RECORD EXCERPTS |
>> begin
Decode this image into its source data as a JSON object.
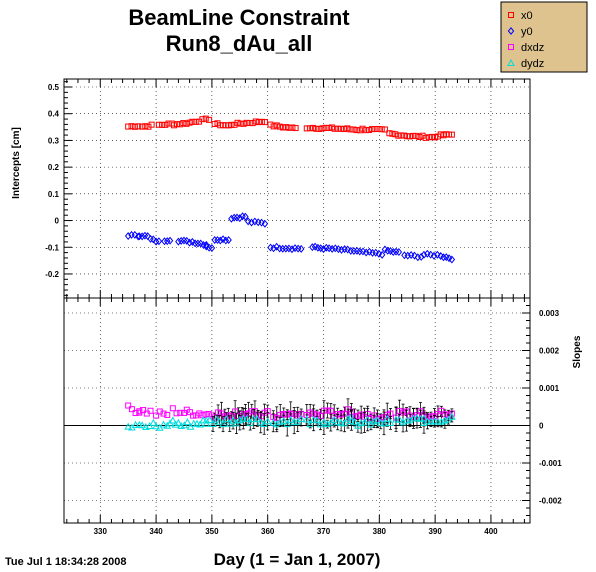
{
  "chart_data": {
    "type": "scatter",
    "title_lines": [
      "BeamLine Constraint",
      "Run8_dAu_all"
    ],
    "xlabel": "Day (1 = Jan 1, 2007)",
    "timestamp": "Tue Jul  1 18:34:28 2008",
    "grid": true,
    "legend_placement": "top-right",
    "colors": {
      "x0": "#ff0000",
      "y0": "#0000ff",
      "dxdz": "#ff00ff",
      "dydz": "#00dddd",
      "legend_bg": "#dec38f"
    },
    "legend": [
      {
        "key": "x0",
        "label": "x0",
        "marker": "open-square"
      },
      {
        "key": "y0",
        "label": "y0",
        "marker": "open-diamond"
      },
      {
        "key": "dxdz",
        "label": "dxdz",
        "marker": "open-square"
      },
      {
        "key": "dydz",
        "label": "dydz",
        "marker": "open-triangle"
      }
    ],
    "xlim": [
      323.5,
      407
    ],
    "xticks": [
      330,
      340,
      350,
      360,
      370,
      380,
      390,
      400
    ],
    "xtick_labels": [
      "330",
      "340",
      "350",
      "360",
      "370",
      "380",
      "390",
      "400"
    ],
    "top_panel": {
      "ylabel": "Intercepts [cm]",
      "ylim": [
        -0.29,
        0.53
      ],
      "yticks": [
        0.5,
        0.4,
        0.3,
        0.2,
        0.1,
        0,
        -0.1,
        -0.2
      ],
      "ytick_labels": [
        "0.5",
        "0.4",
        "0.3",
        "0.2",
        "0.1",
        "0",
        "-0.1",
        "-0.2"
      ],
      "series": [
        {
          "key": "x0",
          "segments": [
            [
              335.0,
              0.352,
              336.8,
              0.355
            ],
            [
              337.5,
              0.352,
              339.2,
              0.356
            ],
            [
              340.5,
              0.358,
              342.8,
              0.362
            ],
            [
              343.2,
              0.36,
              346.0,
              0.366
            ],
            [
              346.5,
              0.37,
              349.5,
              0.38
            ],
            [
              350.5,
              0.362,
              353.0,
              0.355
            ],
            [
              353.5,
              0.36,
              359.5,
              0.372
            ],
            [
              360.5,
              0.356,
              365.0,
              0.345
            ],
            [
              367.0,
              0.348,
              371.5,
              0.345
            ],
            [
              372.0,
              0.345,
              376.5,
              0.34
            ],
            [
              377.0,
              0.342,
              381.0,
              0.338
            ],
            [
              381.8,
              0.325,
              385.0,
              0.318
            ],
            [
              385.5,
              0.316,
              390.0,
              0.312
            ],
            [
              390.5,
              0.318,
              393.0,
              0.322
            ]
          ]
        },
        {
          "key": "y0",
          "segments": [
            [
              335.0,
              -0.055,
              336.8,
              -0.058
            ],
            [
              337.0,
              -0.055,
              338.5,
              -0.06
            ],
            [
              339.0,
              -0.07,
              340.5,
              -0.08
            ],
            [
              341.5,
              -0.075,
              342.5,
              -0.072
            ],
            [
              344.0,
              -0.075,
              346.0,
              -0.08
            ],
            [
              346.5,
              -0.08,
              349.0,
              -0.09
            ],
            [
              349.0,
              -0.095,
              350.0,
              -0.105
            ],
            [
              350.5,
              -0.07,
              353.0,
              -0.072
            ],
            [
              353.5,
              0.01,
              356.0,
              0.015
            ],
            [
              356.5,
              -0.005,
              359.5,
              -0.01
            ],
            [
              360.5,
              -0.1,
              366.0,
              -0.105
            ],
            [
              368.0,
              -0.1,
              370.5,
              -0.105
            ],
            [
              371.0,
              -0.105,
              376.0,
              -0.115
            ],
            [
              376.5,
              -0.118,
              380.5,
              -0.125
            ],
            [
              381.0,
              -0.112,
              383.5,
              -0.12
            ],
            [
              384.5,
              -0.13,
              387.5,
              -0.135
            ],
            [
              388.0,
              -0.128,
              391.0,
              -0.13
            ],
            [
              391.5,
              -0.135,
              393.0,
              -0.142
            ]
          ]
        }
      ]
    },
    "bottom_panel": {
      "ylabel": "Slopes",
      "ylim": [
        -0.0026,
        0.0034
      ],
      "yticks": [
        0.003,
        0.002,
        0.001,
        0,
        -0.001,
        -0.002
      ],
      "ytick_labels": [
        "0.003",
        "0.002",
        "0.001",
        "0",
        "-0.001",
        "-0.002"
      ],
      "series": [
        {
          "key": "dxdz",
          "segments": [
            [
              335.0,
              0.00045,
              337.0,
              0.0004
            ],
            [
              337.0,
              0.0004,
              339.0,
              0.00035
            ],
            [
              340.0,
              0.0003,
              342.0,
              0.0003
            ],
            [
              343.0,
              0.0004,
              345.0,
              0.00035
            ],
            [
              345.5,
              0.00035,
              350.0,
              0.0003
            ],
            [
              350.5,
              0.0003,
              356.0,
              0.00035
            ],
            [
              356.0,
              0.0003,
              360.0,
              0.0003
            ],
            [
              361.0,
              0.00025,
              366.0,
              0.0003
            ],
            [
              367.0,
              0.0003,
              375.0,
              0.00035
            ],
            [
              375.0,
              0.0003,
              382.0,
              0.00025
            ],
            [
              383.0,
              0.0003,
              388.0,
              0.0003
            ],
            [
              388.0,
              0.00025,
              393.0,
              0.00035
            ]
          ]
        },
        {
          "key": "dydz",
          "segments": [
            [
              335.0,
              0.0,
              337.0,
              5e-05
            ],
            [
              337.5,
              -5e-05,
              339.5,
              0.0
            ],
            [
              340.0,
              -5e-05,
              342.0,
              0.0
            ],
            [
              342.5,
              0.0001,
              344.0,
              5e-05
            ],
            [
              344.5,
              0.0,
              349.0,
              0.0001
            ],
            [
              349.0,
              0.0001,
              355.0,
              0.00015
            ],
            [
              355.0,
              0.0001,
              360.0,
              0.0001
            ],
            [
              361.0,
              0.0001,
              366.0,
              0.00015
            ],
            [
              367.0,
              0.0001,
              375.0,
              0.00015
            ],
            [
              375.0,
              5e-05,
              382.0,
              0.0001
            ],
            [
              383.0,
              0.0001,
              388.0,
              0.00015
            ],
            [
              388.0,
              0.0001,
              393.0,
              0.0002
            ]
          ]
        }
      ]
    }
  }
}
>> end
AIM OF THE TASK | The records above need to be restated word for word, with the pictures left out.

OUTPUT OF THE EXERCISE |
Decode this image into its source data as a JSON object.
{
  "chart_data": {
    "type": "scatter",
    "title_lines": [
      "BeamLine Constraint",
      "Run8_dAu_all"
    ],
    "xlabel": "Day (1 = Jan 1, 2007)",
    "timestamp": "Tue Jul  1 18:34:28 2008",
    "grid": true,
    "legend_placement": "top-right",
    "colors": {
      "x0": "#ff0000",
      "y0": "#0000ff",
      "dxdz": "#ff00ff",
      "dydz": "#00dddd",
      "legend_bg": "#dec38f"
    },
    "legend": [
      {
        "key": "x0",
        "label": "x0",
        "marker": "open-square"
      },
      {
        "key": "y0",
        "label": "y0",
        "marker": "open-diamond"
      },
      {
        "key": "dxdz",
        "label": "dxdz",
        "marker": "open-square"
      },
      {
        "key": "dydz",
        "label": "dydz",
        "marker": "open-triangle"
      }
    ],
    "xlim": [
      323.5,
      407
    ],
    "xticks": [
      330,
      340,
      350,
      360,
      370,
      380,
      390,
      400
    ],
    "xtick_labels": [
      "330",
      "340",
      "350",
      "360",
      "370",
      "380",
      "390",
      "400"
    ],
    "top_panel": {
      "ylabel": "Intercepts [cm]",
      "ylim": [
        -0.29,
        0.53
      ],
      "yticks": [
        0.5,
        0.4,
        0.3,
        0.2,
        0.1,
        0,
        -0.1,
        -0.2
      ],
      "ytick_labels": [
        "0.5",
        "0.4",
        "0.3",
        "0.2",
        "0.1",
        "0",
        "-0.1",
        "-0.2"
      ],
      "series": [
        {
          "key": "x0",
          "segments": [
            [
              335.0,
              0.352,
              336.8,
              0.355
            ],
            [
              337.5,
              0.352,
              339.2,
              0.356
            ],
            [
              340.5,
              0.358,
              342.8,
              0.362
            ],
            [
              343.2,
              0.36,
              346.0,
              0.366
            ],
            [
              346.5,
              0.37,
              349.5,
              0.38
            ],
            [
              350.5,
              0.362,
              353.0,
              0.355
            ],
            [
              353.5,
              0.36,
              359.5,
              0.372
            ],
            [
              360.5,
              0.356,
              365.0,
              0.345
            ],
            [
              367.0,
              0.348,
              371.5,
              0.345
            ],
            [
              372.0,
              0.345,
              376.5,
              0.34
            ],
            [
              377.0,
              0.342,
              381.0,
              0.338
            ],
            [
              381.8,
              0.325,
              385.0,
              0.318
            ],
            [
              385.5,
              0.316,
              390.0,
              0.312
            ],
            [
              390.5,
              0.318,
              393.0,
              0.322
            ]
          ]
        },
        {
          "key": "y0",
          "segments": [
            [
              335.0,
              -0.055,
              336.8,
              -0.058
            ],
            [
              337.0,
              -0.055,
              338.5,
              -0.06
            ],
            [
              339.0,
              -0.07,
              340.5,
              -0.08
            ],
            [
              341.5,
              -0.075,
              342.5,
              -0.072
            ],
            [
              344.0,
              -0.075,
              346.0,
              -0.08
            ],
            [
              346.5,
              -0.08,
              349.0,
              -0.09
            ],
            [
              349.0,
              -0.095,
              350.0,
              -0.105
            ],
            [
              350.5,
              -0.07,
              353.0,
              -0.072
            ],
            [
              353.5,
              0.01,
              356.0,
              0.015
            ],
            [
              356.5,
              -0.005,
              359.5,
              -0.01
            ],
            [
              360.5,
              -0.1,
              366.0,
              -0.105
            ],
            [
              368.0,
              -0.1,
              370.5,
              -0.105
            ],
            [
              371.0,
              -0.105,
              376.0,
              -0.115
            ],
            [
              376.5,
              -0.118,
              380.5,
              -0.125
            ],
            [
              381.0,
              -0.112,
              383.5,
              -0.12
            ],
            [
              384.5,
              -0.13,
              387.5,
              -0.135
            ],
            [
              388.0,
              -0.128,
              391.0,
              -0.13
            ],
            [
              391.5,
              -0.135,
              393.0,
              -0.142
            ]
          ]
        }
      ]
    },
    "bottom_panel": {
      "ylabel": "Slopes",
      "ylim": [
        -0.0026,
        0.0034
      ],
      "yticks": [
        0.003,
        0.002,
        0.001,
        0,
        -0.001,
        -0.002
      ],
      "ytick_labels": [
        "0.003",
        "0.002",
        "0.001",
        "0",
        "-0.001",
        "-0.002"
      ],
      "series": [
        {
          "key": "dxdz",
          "segments": [
            [
              335.0,
              0.00045,
              337.0,
              0.0004
            ],
            [
              337.0,
              0.0004,
              339.0,
              0.00035
            ],
            [
              340.0,
              0.0003,
              342.0,
              0.0003
            ],
            [
              343.0,
              0.0004,
              345.0,
              0.00035
            ],
            [
              345.5,
              0.00035,
              350.0,
              0.0003
            ],
            [
              350.5,
              0.0003,
              356.0,
              0.00035
            ],
            [
              356.0,
              0.0003,
              360.0,
              0.0003
            ],
            [
              361.0,
              0.00025,
              366.0,
              0.0003
            ],
            [
              367.0,
              0.0003,
              375.0,
              0.00035
            ],
            [
              375.0,
              0.0003,
              382.0,
              0.00025
            ],
            [
              383.0,
              0.0003,
              388.0,
              0.0003
            ],
            [
              388.0,
              0.00025,
              393.0,
              0.00035
            ]
          ]
        },
        {
          "key": "dydz",
          "segments": [
            [
              335.0,
              0.0,
              337.0,
              5e-05
            ],
            [
              337.5,
              -5e-05,
              339.5,
              0.0
            ],
            [
              340.0,
              -5e-05,
              342.0,
              0.0
            ],
            [
              342.5,
              0.0001,
              344.0,
              5e-05
            ],
            [
              344.5,
              0.0,
              349.0,
              0.0001
            ],
            [
              349.0,
              0.0001,
              355.0,
              0.00015
            ],
            [
              355.0,
              0.0001,
              360.0,
              0.0001
            ],
            [
              361.0,
              0.0001,
              366.0,
              0.00015
            ],
            [
              367.0,
              0.0001,
              375.0,
              0.00015
            ],
            [
              375.0,
              5e-05,
              382.0,
              0.0001
            ],
            [
              383.0,
              0.0001,
              388.0,
              0.00015
            ],
            [
              388.0,
              0.0001,
              393.0,
              0.0002
            ]
          ]
        }
      ]
    }
  }
}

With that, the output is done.